- **Tujuan 1**: Tuliskan kembali seluruh teks tentang pengelolaan sumber daya alam di bawah ini tanpa mengubah satu kata atau tanda baca pun.

- **Teks Bacaan**:
Dr. Apriyan D Rakhmat, M.Env
|
Sumber daya alam (SDA) merupakan modal penting dalam menggerakkan roda pembangunan, baik dalam konteks negara, provinsi, kabupaten/kota, kecamatan hingga pedesaan. Berbagai SDA yang ada secara ekonomi dimanfaatkan untuk meningkatkan kesejateraan masyarakat, kemajuan bangsa dan negara. Sumberdaya alam seperti sumberdaya energi dan mineral, kehutanan, pertanian dan perikanan, serta pariwisata masih merupakan andalan dan primadona di dalam pertumbuhan ekonomi di Indonesia, termasuk di Riau.
Malangnya, pengelolaan SDA dan lingkungan yang bernilai tinggi tersebut tidak diuruskan dengan menerapkan prinsip-prinsip pembangunan berkelanjutan (sustainable development) yang diakui oleh stakeholder pembangunan secara global. Mayoritas pengeolaan SDA dan lingkungan di Tanah Air, termasuk di Riau belum lagi masuk dalam kategori pembangunan yang ramah lingkungan (environtmental friendly), baik di sektor pertambangan (mining), kehutanan (forestry), pertanian (agriculture), perikanan (fishery) hingga pariwisata (tourism).

- **Bahan yang Disediakan**:
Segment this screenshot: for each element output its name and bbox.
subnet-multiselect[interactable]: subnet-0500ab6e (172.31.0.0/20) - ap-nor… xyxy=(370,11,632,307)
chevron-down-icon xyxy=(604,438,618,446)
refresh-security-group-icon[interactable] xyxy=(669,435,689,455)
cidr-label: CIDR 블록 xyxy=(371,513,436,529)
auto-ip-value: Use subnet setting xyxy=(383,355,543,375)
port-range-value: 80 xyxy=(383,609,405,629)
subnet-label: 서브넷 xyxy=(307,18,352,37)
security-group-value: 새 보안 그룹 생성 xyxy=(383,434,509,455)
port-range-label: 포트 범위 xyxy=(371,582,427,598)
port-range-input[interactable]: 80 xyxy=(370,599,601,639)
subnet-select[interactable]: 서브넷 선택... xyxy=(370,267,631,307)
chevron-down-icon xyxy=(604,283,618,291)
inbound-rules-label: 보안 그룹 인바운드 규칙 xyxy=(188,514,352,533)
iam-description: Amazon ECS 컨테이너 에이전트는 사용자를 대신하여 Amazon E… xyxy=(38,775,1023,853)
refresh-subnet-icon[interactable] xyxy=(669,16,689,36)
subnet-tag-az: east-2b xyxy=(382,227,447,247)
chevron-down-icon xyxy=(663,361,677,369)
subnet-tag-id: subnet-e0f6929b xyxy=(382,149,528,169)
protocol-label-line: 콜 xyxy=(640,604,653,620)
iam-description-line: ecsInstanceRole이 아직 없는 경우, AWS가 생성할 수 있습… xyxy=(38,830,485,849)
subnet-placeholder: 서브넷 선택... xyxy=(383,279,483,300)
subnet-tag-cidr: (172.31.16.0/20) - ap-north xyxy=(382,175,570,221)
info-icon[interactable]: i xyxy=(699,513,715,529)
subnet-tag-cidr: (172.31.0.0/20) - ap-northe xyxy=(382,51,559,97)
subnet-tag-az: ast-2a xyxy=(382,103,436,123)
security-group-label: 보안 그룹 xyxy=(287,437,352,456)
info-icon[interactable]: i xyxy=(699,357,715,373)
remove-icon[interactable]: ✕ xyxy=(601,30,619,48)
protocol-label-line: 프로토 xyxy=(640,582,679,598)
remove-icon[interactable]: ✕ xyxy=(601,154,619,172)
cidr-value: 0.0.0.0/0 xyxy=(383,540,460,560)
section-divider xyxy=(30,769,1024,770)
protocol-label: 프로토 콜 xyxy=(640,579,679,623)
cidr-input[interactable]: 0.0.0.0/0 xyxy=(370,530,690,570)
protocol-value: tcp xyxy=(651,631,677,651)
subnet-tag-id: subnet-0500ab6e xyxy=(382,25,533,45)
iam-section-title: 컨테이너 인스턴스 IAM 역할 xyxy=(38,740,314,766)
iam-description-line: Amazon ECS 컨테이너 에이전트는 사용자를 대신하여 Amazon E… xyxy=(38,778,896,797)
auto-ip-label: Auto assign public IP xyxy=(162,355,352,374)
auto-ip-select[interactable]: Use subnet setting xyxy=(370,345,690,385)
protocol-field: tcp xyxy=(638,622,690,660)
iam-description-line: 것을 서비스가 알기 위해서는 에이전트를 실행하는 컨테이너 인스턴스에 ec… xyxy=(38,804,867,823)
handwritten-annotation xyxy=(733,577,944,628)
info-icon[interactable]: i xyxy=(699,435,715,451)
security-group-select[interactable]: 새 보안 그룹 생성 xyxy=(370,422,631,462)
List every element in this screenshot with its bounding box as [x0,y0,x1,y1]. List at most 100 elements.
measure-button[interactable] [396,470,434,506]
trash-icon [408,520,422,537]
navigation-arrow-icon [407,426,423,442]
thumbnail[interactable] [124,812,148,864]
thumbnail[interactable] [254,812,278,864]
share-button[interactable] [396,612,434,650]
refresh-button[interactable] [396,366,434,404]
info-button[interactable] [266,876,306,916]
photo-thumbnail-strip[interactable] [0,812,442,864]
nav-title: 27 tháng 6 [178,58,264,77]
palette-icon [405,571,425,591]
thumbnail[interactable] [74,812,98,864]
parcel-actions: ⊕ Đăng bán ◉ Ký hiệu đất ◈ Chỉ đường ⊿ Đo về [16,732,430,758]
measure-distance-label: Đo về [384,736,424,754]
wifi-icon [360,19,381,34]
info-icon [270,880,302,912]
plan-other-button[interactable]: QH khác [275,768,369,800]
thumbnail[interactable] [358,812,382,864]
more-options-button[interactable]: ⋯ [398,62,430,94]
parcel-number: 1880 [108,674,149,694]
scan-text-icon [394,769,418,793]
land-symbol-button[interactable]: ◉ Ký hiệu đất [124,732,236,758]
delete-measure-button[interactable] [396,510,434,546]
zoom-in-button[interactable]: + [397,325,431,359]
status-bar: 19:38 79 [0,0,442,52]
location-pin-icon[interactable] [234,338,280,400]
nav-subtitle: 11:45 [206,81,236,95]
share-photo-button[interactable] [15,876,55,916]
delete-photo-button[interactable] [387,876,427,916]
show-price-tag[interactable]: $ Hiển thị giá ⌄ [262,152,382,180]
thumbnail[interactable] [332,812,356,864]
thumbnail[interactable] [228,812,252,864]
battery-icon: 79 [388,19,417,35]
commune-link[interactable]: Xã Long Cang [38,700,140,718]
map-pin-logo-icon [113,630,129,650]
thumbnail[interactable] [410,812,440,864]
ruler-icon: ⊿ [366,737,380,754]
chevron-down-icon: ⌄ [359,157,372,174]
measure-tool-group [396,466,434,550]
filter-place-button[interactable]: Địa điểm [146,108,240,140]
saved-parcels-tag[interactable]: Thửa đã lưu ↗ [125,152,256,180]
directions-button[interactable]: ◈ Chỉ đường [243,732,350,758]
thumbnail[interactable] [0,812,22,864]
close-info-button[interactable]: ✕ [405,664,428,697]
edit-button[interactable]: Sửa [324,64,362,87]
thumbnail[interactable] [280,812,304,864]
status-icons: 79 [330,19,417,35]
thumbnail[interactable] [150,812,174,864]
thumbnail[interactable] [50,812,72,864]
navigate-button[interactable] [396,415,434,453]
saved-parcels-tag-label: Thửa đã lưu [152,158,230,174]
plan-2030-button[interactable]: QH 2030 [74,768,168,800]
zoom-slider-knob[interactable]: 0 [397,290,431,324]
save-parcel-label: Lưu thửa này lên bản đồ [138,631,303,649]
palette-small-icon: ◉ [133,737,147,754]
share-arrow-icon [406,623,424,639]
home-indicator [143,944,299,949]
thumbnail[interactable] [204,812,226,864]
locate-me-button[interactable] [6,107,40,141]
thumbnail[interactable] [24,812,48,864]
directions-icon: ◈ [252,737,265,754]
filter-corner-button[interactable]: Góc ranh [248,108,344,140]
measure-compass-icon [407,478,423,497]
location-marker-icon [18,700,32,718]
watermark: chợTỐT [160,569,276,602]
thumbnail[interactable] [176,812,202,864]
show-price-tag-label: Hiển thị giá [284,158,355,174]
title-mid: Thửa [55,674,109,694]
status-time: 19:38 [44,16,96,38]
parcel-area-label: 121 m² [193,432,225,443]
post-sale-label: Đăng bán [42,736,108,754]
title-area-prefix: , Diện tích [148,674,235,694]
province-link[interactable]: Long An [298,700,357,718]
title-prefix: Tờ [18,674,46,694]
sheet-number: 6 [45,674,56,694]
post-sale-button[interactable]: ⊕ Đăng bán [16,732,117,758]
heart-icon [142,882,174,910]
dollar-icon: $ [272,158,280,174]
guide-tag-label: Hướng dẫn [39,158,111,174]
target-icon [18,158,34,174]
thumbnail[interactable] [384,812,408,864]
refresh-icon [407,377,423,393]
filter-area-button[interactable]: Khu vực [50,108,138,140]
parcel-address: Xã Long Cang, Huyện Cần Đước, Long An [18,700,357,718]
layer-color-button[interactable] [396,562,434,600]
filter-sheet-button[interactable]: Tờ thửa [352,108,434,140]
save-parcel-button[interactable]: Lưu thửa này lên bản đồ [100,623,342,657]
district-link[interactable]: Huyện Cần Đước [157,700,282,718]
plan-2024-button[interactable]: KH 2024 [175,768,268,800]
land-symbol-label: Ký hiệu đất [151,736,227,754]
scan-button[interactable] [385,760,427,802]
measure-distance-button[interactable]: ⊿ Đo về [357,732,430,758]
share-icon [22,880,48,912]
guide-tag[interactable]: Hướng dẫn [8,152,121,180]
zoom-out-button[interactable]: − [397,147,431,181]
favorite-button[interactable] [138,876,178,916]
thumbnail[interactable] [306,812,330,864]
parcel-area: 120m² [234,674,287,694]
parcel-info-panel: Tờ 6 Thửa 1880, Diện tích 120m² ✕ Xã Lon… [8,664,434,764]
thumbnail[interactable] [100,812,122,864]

- **Tujuan 2**: Salin secara persis baris-baris catatan di atas, dimulai dari baris pertama catatan hingga dan termasuk baris yang memuat "iam-description: Amazon ECS". Jangan sertakan baris lain di luar rentang tersebut.

- **Contoh Jawaban 1**:
Dr. Apriyan D Rakhmat, M.Env
|
Sumber daya alam (SDA) merupakan modal penting dalam menggerakkan roda pembangunan, baik dalam konteks negara, provinsi, kabupaten/kota, kecamatan hingga pedesaan. Berbagai SDA yang ada secara ekonomi dimanfaatkan untuk meningkatkan kesejateraan masyarakat, kemajuan bangsa dan negara. Sumberdaya alam seperti sumberdaya energi dan mineral, kehutanan, pertanian dan perikanan, serta pariwisata masih merupakan andalan dan primadona di dalam pertumbuhan ekonomi di Indonesia, termasuk di Riau.
Malangnya, pengelolaan SDA dan lingkungan yang bernilai tinggi tersebut tidak diuruskan dengan menerapkan prinsip-prinsip pembangunan berkelanjutan (sustainable development) yang diakui oleh stakeholder pembangunan secara global. Mayoritas pengeolaan SDA dan lingkungan di Tanah Air, termasuk di Riau belum lagi masuk dalam kategori pembangunan yang ramah lingkungan (environtmental friendly), baik di sektor pertambangan (mining), kehutanan (forestry), pertanian (agriculture), perikanan (fishery) hingga pariwisata (tourism).

- **Contoh Jawaban 2**:
Segment this screenshot: for each element output its name and bbox.
subnet-multiselect[interactable]: subnet-0500ab6e (172.31.0.0/20) - ap-nor… xyxy=(370,11,632,307)
chevron-down-icon xyxy=(604,438,618,446)
refresh-security-group-icon[interactable] xyxy=(669,435,689,455)
cidr-label: CIDR 블록 xyxy=(371,513,436,529)
auto-ip-value: Use subnet setting xyxy=(383,355,543,375)
port-range-value: 80 xyxy=(383,609,405,629)
subnet-label: 서브넷 xyxy=(307,18,352,37)
security-group-value: 새 보안 그룹 생성 xyxy=(383,434,509,455)
port-range-label: 포트 범위 xyxy=(371,582,427,598)
port-range-input[interactable]: 80 xyxy=(370,599,601,639)
subnet-select[interactable]: 서브넷 선택... xyxy=(370,267,631,307)
chevron-down-icon xyxy=(604,283,618,291)
inbound-rules-label: 보안 그룹 인바운드 규칙 xyxy=(188,514,352,533)
iam-description: Amazon ECS 컨테이너 에이전트는 사용자를 대신하여 Amazon E… xyxy=(38,775,1023,853)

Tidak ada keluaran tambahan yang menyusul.